• _Set problem_
In the entries below, find the lines that contain the word "JSON" and copy them.

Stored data
Start

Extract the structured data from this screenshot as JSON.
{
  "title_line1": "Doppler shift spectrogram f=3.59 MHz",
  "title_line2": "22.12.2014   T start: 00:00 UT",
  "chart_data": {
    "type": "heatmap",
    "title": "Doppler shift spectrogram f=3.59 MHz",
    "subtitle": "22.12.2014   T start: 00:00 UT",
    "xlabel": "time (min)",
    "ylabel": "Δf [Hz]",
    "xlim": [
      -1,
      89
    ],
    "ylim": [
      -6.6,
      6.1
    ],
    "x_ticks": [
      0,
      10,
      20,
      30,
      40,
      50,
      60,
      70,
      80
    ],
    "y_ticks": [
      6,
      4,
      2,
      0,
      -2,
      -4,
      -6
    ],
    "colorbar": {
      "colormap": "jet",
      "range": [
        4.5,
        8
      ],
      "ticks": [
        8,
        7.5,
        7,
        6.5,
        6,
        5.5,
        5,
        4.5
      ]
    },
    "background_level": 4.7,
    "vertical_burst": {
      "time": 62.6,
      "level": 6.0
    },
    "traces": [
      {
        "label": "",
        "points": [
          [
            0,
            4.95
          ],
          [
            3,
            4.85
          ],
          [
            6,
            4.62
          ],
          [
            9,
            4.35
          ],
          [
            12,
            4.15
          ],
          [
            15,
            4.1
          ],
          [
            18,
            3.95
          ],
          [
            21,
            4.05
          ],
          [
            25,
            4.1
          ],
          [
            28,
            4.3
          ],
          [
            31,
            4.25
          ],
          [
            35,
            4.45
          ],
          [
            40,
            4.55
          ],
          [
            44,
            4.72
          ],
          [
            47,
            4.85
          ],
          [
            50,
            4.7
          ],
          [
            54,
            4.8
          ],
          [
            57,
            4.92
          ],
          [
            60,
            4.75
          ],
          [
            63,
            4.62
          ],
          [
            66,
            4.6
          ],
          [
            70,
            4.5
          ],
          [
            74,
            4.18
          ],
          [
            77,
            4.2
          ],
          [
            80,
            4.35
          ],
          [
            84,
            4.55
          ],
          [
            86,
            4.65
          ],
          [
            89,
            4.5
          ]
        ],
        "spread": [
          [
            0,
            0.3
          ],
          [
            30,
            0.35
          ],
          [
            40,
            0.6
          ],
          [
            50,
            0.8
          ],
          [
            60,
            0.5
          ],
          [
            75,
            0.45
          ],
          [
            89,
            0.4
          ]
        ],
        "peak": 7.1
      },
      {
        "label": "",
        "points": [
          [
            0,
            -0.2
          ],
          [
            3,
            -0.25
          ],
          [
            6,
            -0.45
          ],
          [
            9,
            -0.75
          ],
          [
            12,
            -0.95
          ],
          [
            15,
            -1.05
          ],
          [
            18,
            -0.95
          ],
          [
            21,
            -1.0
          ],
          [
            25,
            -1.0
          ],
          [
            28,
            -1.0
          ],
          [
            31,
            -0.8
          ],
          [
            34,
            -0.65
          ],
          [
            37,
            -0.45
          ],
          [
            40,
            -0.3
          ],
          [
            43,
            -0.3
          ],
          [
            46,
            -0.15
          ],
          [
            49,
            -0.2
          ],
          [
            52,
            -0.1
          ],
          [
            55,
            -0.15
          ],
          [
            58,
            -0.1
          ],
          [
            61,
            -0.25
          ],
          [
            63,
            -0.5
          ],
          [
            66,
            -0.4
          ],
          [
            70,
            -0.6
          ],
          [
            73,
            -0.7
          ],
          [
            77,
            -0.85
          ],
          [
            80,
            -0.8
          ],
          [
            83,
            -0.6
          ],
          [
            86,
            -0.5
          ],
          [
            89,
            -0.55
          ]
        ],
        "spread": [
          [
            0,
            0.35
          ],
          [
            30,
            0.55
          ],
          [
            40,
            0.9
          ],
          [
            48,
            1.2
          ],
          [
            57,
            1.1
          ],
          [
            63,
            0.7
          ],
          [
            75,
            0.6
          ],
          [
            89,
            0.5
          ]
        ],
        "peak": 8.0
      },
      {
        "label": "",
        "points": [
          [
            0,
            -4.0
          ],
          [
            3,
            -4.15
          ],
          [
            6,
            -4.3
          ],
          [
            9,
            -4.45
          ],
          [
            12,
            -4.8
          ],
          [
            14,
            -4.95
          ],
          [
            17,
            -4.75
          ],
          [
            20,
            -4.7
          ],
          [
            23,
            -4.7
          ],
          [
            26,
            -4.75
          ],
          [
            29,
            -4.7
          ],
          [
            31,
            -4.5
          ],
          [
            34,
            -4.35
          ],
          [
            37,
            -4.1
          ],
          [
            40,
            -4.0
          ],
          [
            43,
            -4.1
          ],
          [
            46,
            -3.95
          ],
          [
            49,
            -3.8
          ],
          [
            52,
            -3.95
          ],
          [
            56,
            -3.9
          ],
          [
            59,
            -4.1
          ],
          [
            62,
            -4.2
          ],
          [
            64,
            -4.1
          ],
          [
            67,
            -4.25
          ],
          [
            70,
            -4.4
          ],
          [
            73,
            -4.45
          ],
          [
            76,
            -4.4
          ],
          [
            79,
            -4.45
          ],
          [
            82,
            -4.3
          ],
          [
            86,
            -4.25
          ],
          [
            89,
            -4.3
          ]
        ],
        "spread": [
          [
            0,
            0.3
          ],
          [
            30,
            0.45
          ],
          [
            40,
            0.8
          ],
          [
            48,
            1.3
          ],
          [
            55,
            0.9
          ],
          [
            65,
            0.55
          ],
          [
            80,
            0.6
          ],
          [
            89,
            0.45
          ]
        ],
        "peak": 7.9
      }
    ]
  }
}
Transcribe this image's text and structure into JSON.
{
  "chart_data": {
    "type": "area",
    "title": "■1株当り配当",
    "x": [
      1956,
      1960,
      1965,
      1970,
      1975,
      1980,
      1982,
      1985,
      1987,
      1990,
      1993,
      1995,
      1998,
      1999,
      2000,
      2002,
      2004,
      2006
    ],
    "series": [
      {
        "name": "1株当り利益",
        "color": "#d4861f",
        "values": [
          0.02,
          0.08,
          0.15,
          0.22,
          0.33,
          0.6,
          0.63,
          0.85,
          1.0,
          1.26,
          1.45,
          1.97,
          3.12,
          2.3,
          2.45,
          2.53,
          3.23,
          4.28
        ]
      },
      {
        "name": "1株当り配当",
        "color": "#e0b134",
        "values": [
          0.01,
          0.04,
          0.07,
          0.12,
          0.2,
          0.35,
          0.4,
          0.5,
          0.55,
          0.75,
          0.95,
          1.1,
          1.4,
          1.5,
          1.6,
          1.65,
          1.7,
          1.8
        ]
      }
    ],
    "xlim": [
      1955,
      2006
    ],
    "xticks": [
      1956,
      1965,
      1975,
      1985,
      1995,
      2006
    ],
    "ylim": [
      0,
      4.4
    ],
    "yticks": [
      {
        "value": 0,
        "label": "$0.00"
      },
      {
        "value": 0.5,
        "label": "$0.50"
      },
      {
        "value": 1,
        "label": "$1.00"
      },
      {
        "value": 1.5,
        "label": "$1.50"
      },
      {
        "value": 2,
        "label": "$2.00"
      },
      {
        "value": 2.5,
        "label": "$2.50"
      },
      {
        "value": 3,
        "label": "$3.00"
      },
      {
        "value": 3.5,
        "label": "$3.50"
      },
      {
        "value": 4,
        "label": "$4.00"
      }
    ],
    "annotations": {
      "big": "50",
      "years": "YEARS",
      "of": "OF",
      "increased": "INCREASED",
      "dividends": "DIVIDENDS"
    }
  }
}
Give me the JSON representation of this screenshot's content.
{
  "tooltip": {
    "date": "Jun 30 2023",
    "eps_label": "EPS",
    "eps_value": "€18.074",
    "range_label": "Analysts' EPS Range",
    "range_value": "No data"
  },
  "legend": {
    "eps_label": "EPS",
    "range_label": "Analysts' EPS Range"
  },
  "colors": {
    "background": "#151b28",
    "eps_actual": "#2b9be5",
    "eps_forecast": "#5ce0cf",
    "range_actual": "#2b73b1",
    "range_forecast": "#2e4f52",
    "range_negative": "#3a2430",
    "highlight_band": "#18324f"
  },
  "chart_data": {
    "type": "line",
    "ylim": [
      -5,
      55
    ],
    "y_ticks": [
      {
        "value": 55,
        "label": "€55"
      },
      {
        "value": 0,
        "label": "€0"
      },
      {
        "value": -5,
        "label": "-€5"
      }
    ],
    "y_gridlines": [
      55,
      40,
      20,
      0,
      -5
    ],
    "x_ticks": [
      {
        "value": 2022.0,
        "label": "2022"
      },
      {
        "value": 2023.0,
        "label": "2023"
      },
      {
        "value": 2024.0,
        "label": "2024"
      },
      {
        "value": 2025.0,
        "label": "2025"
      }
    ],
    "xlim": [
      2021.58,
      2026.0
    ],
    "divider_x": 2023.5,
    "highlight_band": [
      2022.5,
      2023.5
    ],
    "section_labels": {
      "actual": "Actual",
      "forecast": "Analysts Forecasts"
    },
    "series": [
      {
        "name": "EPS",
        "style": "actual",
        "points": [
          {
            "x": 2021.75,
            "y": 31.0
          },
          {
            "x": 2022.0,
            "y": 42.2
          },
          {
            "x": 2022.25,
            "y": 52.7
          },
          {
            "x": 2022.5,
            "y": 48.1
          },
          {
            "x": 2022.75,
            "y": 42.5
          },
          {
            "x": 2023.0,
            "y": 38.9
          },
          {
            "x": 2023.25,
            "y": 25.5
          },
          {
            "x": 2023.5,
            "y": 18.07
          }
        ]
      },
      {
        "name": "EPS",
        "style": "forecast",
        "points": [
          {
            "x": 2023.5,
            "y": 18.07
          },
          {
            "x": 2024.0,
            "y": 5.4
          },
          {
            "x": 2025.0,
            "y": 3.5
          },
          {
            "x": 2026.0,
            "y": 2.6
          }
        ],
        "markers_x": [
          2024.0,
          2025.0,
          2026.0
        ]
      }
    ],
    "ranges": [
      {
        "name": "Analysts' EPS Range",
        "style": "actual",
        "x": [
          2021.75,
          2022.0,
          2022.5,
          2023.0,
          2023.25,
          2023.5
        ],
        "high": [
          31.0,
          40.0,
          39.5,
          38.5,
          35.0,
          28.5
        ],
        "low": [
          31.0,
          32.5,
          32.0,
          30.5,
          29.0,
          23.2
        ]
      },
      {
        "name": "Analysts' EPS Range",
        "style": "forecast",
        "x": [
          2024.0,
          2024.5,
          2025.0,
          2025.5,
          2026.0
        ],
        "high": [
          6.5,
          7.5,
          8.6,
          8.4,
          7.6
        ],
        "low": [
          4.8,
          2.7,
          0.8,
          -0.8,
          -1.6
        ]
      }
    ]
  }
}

End

• _Written solution_
Extract the structured data from this screenshot as JSON.
Transcribe this image's text and structure into JSON.
Give me the JSON representation of this screenshot's content.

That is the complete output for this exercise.